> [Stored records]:
===============
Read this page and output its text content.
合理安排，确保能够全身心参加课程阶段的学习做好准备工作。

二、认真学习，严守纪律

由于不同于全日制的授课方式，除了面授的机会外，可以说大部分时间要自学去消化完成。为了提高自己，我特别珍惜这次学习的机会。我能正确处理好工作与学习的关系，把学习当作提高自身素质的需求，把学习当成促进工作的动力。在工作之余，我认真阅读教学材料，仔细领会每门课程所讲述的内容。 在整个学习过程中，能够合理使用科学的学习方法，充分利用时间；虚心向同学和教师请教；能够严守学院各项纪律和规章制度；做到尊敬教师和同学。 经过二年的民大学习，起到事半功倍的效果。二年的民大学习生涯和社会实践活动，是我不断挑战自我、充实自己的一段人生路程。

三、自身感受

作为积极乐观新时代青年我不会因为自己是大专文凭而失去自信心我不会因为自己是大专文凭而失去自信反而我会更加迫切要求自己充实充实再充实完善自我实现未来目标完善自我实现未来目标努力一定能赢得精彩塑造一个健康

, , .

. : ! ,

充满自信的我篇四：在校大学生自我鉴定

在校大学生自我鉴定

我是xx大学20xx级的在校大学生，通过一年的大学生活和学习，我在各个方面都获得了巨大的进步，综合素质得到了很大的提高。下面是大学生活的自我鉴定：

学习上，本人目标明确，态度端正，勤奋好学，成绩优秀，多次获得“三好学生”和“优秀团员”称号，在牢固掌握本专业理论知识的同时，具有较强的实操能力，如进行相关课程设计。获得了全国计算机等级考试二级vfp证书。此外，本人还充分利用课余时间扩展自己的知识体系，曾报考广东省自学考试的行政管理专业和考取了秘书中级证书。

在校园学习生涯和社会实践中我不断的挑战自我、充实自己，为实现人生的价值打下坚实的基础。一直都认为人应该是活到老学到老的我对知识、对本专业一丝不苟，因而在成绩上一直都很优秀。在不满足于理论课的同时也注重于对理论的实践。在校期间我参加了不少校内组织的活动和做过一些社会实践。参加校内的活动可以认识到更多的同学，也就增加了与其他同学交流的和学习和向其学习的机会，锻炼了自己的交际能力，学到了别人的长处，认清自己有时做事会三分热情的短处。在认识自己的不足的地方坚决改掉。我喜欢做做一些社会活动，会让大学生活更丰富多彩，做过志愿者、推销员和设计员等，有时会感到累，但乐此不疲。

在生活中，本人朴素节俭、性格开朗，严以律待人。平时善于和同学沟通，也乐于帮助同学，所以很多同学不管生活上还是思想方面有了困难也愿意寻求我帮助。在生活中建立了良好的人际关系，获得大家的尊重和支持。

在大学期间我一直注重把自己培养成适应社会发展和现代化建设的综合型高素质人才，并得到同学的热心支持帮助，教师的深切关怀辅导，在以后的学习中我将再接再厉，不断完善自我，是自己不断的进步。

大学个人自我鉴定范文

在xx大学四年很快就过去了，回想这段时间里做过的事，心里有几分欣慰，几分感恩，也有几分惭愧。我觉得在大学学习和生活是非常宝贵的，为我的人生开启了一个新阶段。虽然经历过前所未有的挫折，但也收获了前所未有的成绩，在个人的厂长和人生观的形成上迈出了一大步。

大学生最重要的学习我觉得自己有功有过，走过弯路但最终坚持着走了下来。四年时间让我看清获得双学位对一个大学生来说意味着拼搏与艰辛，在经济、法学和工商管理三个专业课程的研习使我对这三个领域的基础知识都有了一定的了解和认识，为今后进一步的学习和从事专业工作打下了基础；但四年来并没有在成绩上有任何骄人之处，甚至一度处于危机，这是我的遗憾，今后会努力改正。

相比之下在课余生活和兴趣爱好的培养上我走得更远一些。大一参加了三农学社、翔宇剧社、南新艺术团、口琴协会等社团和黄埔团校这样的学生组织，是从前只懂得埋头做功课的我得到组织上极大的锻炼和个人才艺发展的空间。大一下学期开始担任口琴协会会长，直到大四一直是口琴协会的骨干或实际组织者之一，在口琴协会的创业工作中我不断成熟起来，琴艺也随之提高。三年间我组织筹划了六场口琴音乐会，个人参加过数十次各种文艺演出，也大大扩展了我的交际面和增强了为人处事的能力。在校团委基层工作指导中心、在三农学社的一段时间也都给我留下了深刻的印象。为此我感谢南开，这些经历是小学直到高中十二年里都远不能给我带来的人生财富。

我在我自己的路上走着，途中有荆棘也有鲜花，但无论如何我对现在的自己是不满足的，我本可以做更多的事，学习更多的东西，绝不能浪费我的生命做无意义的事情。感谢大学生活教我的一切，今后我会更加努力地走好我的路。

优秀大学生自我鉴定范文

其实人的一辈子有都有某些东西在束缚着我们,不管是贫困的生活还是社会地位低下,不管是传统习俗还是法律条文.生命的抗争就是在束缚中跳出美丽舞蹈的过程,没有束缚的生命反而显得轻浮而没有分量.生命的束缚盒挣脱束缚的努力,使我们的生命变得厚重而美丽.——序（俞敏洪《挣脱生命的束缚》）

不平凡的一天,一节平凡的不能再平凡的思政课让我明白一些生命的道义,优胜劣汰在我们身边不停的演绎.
===============
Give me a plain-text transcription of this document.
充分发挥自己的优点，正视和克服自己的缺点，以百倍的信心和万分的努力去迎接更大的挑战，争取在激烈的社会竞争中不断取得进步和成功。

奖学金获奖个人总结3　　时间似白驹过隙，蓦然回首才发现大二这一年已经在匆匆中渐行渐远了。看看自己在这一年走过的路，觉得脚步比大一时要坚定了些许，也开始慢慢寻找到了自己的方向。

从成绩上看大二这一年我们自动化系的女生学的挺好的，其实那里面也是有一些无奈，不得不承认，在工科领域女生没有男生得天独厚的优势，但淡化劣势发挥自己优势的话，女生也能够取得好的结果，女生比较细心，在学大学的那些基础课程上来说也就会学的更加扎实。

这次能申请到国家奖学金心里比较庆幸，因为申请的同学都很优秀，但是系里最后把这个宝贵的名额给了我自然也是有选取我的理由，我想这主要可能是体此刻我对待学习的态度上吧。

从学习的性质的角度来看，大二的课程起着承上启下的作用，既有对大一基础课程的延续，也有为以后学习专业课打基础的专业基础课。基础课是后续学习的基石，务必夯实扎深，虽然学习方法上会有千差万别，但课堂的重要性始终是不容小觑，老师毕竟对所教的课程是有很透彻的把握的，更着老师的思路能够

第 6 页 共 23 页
===============
> [Set exercise]:
How many lines in these records hold the string "text"? Reply with the number alone.

> [Response to this exercise]:
2